* _To be done_:
Images must not appear in your copy; reproduce every other part of the records exactly.

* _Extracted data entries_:
━━━━━━━━━━━━━━━━

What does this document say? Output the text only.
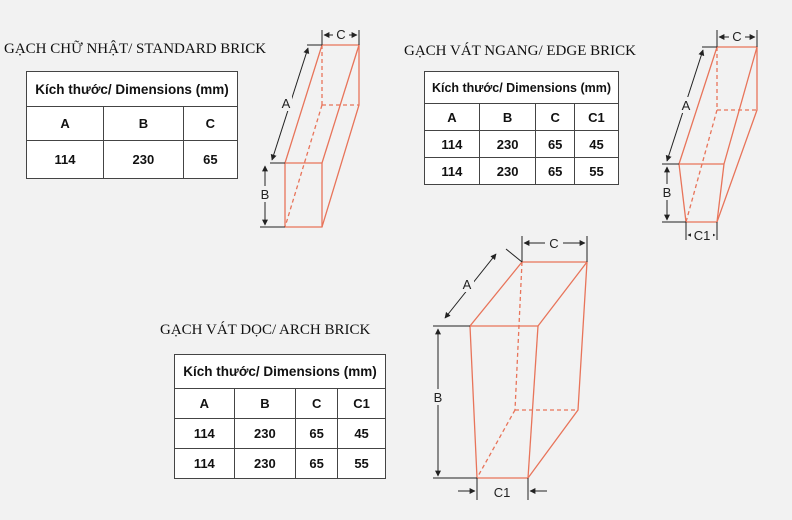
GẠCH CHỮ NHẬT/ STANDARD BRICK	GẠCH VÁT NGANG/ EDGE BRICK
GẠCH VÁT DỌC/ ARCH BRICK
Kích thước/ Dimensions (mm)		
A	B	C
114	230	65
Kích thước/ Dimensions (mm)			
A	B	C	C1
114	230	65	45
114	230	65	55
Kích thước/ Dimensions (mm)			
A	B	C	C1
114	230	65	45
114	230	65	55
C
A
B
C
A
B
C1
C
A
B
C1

━━━━━━━━━━━━━━━━

* _Finished answer_:
What does this document say? Output the text only.
GẠCH CHỮ NHẬT/ STANDARD BRICK	GẠCH VÁT NGANG/ EDGE BRICK
GẠCH VÁT DỌC/ ARCH BRICK
Kích thước/ Dimensions (mm)		
A	B	C
114	230	65
Kích thước/ Dimensions (mm)			
A	B	C	C1
114	230	65	45
114	230	65	55
Kích thước/ Dimensions (mm)			
A	B	C	C1
114	230	65	45
114	230	65	55
C
A
B
C
A
B
C1
C
A
B
C1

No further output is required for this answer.